■ Page extract:
Sec. 4.31 completely eliminates state mitigation requirements for isolated streams (that is, streams that fall outside federal Clean Water Act permitting jurisdiction).

Sec. 4.37 makes changes to riparian buffer rules. The provision requires the buffer on an intermittent stream to be measured from the center of the stream rather than normal high water level. The most significant change allows unlimited development in a riparian buffer as long as the project complies with state stormwater requirements. The change appears as an amendment to a stormwater statute and does not directly refer to riparian buffer rules adopted by the Environmental Management Commission. Other bills that propose changes to riparian buffer requirements specifically list the rules affected — such as the Neuse River and Jordan Lake rules.  Since this provision makes no reference to the riparian buffer rules, it may be intended to apply only to buffers required under the state’s minimum stormwater standards and local stormwater ordinances. It isn’t clear.

The bill also includes several provisions that appeared earlier in other Senate bills. Sec. 4.1 makes another run at putting environmental audit/self-disclosure immunity into state law. The Senate had included those same provisions in Senate Bill 453; see an earlier  post for more detail. Sec. 4.3 and Sec. 4.4 repeat limitations on state adoption and enforcement of federal air quality standards already approved by the Senate in Senate Bill 303; see previous posts  here and here.

The extensive Senate changes to House Bill 765 mean the bill now goes back to the House for a vote on concurrence. If the House refuses to accept all of the Senate changes, the bill goes to a conference committee. The General Assembly will be back in session this week, but it isn’t clear what priority the House will give H 765.

The Battle Over Riparian Buffers

June 22, 2015. An earlier post  described  changes to state  buffer rules proposed in House Bill 760 (Regulatory Reform Act of 2015).  Last week, the North Carolina Senate put its own set of buffer changes into House Bill 44 (Local Government Regulatory Reform). The buffer provisions added by the Senate look very different from those approved by the House in H 760.

First, the purpose of  riparian buffer rules. In several areas of the state,  water quality rules limit clearing, grading and development activity within 50 feet of  rivers, lakes and streams. For the most part, the state buffer rules responded to water pollution problems caused by excess nutrients.   A  number of large fish kills,  including a 1995  fish kill in the Neuse River estuary that lasted more than three months and killed tens of millions of fish,  prompted  nutrient rules for the lower Neuse River and the Tar-Pamlico River basin.  The rules required stream buffers to  reduce  nutrient runoff and also put stricter limits on wastewater discharges of nitrogen and phosphorus.  More recently, similar nutrient problems led the Environmental Management Commission (EMC) to adopt  buffer rules for the  Falls Lake  and Jordan Lake watersheds.  State buffer rules also apply to the main stem of the Catawba River  and in the  Randleman Reservoir watershed to prevent development of nutrient problems. The rules  require a 50-foot vegetated buffer —  Zone 1  (the first 30 feet back from the water) has undisturbed natural vegetation;  Zone 2  can be graded and replanted.

■ What to work on:
**a.** From the buffer passage, write out the text starting with "Sec. 4.31 completely" and going on through "Act permitting jurisdiction).".
**b.** According to the buffer passage, how long did the 1995 fish kill in the Neuse River estuary last?
**c.** Turn the paragraph of the buffer passage that begins "Sec. 4.37 makes changes to riparian buffer rules" into a short list that keeps its main facts.

■ Given information:
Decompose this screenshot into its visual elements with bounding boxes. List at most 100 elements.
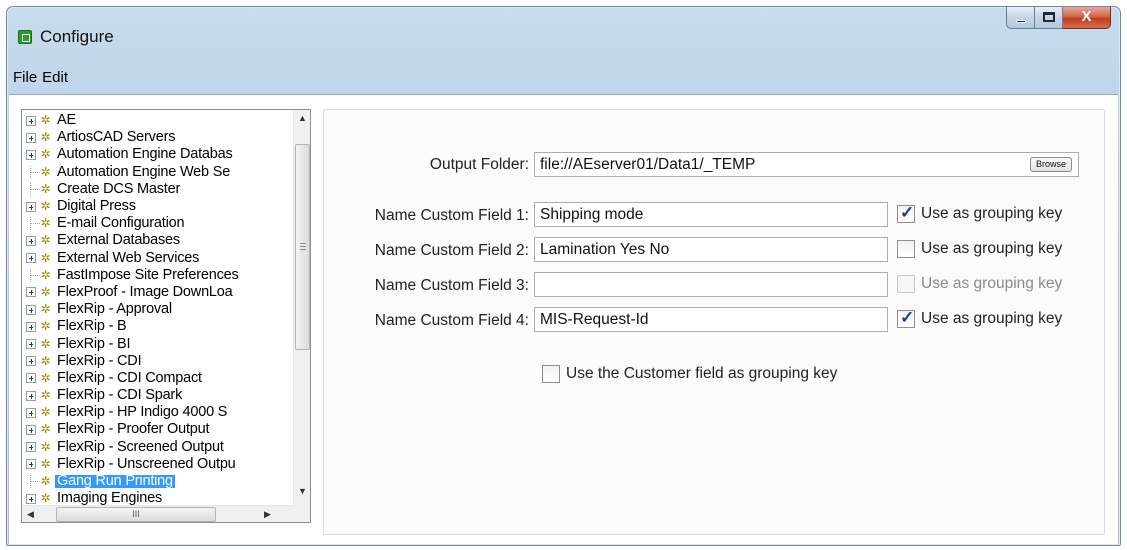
scroll-left-arrow-icon[interactable]: ◀	[22, 506, 39, 522]
tree-list: ✲ AE ✲ ArtiosCAD Servers ✲ Automation Engine …	[22, 112, 294, 507]
scroll-right-arrow-icon[interactable]: ▶	[259, 506, 276, 522]
customer-grouping-checkbox[interactable]	[542, 365, 560, 383]
expand-plus-icon[interactable]	[26, 339, 36, 350]
expand-plus-icon[interactable]	[26, 149, 36, 160]
expand-plus-icon[interactable]	[26, 304, 36, 315]
browse-button[interactable]: Browse	[1029, 157, 1072, 172]
expand-plus-icon[interactable]	[26, 253, 36, 264]
scroll-up-arrow-icon[interactable]: ▲	[294, 110, 310, 127]
tree-item[interactable]: ✲ FlexRip - BI	[22, 335, 294, 352]
tree-item[interactable]: ✲ External Databases	[22, 232, 294, 249]
gang-run-settings-panel: Output Folder: file://AEserver01/Data1/_…	[323, 109, 1105, 535]
tree-item[interactable]: ✲ FlexRip - B	[22, 318, 294, 335]
custom-field-2-grouping[interactable]: Use as grouping key	[897, 240, 1062, 258]
tree-item-label: FlexRip - Proofer Output	[57, 421, 210, 438]
custom-field-1-input[interactable]: Shipping mode	[534, 202, 888, 227]
tree-item[interactable]: ✲ Automation Engine Web Se	[22, 164, 294, 181]
gear-icon: ✲	[40, 353, 51, 368]
tree-item-label: FlexRip - B	[57, 318, 127, 335]
expand-plus-icon[interactable]	[26, 407, 36, 418]
custom-field-3-grouping: Use as grouping key	[897, 275, 1062, 293]
tree-connector-line	[30, 217, 40, 231]
expand-plus-icon[interactable]	[26, 373, 36, 384]
title-bar[interactable]: Configure X	[7, 7, 1120, 59]
maximize-button[interactable]	[1035, 7, 1063, 29]
tree-item[interactable]: ✲ Automation Engine Databas	[22, 146, 294, 163]
expand-plus-icon[interactable]	[26, 321, 36, 332]
custom-field-4-grouping[interactable]: Use as grouping key	[897, 308, 1062, 328]
expand-plus-icon[interactable]	[26, 287, 36, 298]
custom-field-4-label: Name Custom Field 4:	[374, 312, 529, 329]
expand-plus-icon[interactable]	[26, 235, 36, 246]
custom-field-1-label: Name Custom Field 1:	[374, 207, 529, 224]
gear-icon: ✲	[40, 199, 51, 214]
gear-icon: ✲	[40, 302, 51, 317]
custom-field-4-input[interactable]: MIS-Request-Id	[534, 307, 888, 332]
gear-icon: ✲	[40, 113, 51, 128]
minimize-button[interactable]	[1006, 7, 1035, 29]
tree-item[interactable]: ✲ FlexRip - HP Indigo 4000 S	[22, 404, 294, 421]
tree-item-label: FastImpose Site Preferences	[57, 266, 239, 283]
tree-item-label: Imaging Engines	[57, 490, 163, 507]
custom-field-2-input[interactable]: Lamination Yes No	[534, 237, 888, 262]
menu-file[interactable]: File	[13, 69, 37, 86]
expand-plus-icon[interactable]	[26, 493, 36, 504]
scroll-corner	[293, 505, 310, 522]
custom-field-1-grouping-label: Use as grouping key	[921, 205, 1063, 222]
expand-plus-icon[interactable]	[26, 356, 36, 367]
gear-icon: ✲	[40, 422, 51, 437]
tree-item[interactable]: ✲ FlexRip - CDI	[22, 353, 294, 370]
horizontal-scroll-thumb[interactable]: III	[56, 507, 216, 522]
expand-plus-icon[interactable]	[26, 459, 36, 470]
tree-connector-line	[30, 268, 40, 282]
custom-field-4-grouping-checkbox[interactable]	[897, 308, 915, 328]
tree-item[interactable]: ✲ ArtiosCAD Servers	[22, 129, 294, 146]
custom-field-1-grouping-checkbox[interactable]	[897, 203, 915, 223]
expand-plus-icon[interactable]	[26, 390, 36, 401]
tree-item[interactable]: ✲ FastImpose Site Preferences	[22, 267, 294, 284]
output-folder-field[interactable]: file://AEserver01/Data1/_TEMP Browse	[534, 152, 1079, 177]
settings-tree[interactable]: ✲ AE ✲ ArtiosCAD Servers ✲ Automation Engine …	[21, 109, 311, 523]
custom-field-2-grouping-checkbox[interactable]	[897, 240, 915, 258]
output-folder-label: Output Folder:	[429, 156, 529, 173]
tree-item[interactable]: ✲ FlexRip - Screened Output	[22, 439, 294, 456]
gear-icon: ✲	[40, 216, 51, 231]
tree-item[interactable]: ✲ E-mail Configuration	[22, 215, 294, 232]
tree-item-label: Create DCS Master	[57, 180, 181, 197]
tree-item[interactable]: ✲ FlexRip - Unscreened Outpu	[22, 456, 294, 473]
horizontal-scrollbar[interactable]: ◀ III ▶	[22, 505, 294, 522]
vertical-scrollbar[interactable]: ▲ ▼	[293, 110, 310, 507]
custom-field-1-grouping[interactable]: Use as grouping key	[897, 203, 1063, 223]
tree-item[interactable]: ✲ AE	[22, 112, 294, 129]
caption-buttons: X	[1006, 7, 1111, 29]
custom-field-3-label: Name Custom Field 3:	[374, 277, 529, 294]
output-folder-value: file://AEserver01/Data1/_TEMP	[540, 156, 756, 173]
tree-item[interactable]: ✲ FlexRip - CDI Spark	[22, 387, 294, 404]
expand-plus-icon[interactable]	[26, 201, 36, 212]
custom-field-1-value: Shipping mode	[540, 206, 644, 223]
customer-grouping-option[interactable]: Use the Customer field as grouping key	[542, 365, 837, 383]
gear-icon: ✲	[40, 284, 51, 299]
close-button[interactable]: X	[1063, 7, 1111, 29]
tree-item[interactable]: ✲ FlexRip - CDI Compact	[22, 370, 294, 387]
vertical-scroll-thumb[interactable]	[295, 144, 310, 350]
expand-plus-icon[interactable]	[26, 115, 36, 126]
tree-item[interactable]: ✲ Digital Press	[22, 198, 294, 215]
expand-plus-icon[interactable]	[26, 442, 36, 453]
tree-item[interactable]: ✲ FlexRip - Approval	[22, 301, 294, 318]
tree-item[interactable]: ✲ FlexProof - Image DownLoa	[22, 284, 294, 301]
tree-item[interactable]: ✲ Gang Run Printing	[22, 473, 294, 490]
tree-item[interactable]: ✲ FlexRip - Proofer Output	[22, 421, 294, 438]
gear-icon: ✲	[40, 147, 51, 162]
app-icon	[18, 30, 32, 44]
gear-icon: ✲	[40, 388, 51, 403]
expand-plus-icon[interactable]	[26, 424, 36, 435]
tree-item[interactable]: ✲ External Web Services	[22, 250, 294, 267]
minimize-icon	[1016, 20, 1026, 23]
expand-plus-icon[interactable]	[26, 132, 36, 143]
custom-field-3-input[interactable]	[534, 272, 888, 297]
tree-item[interactable]: ✲ Create DCS Master	[22, 181, 294, 198]
tree-item-label: Automation Engine Databas	[57, 146, 233, 163]
menu-edit[interactable]: Edit	[42, 69, 68, 86]
scroll-down-arrow-icon[interactable]: ▼	[294, 483, 310, 500]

■ Answers for the exercise:
**a.**
Sec. 4.31 completely eliminates state mitigation requirements for isolated streams (that is, streams that fall outside federal Clean Water Act permitting jurisdiction).

**b.** More than three months.

**c.**
- Sec. 4.37 changes riparian buffer rules.
- Buffers on intermittent streams would be measured from the center of the stream instead of the normal high water level.
- The biggest change allows unlimited development in a riparian buffer if the project meets state stormwater requirements.
- The change is written as an amendment to a stormwater statute. It does not directly mention the buffer rules adopted by the Environmental Management Commission. Other bills list the affected rules, such as the Neuse River and Jordan Lake rules.
- It may be meant to apply only to buffers required under the state's minimum stormwater standards and local stormwater ordinances, but this is unclear.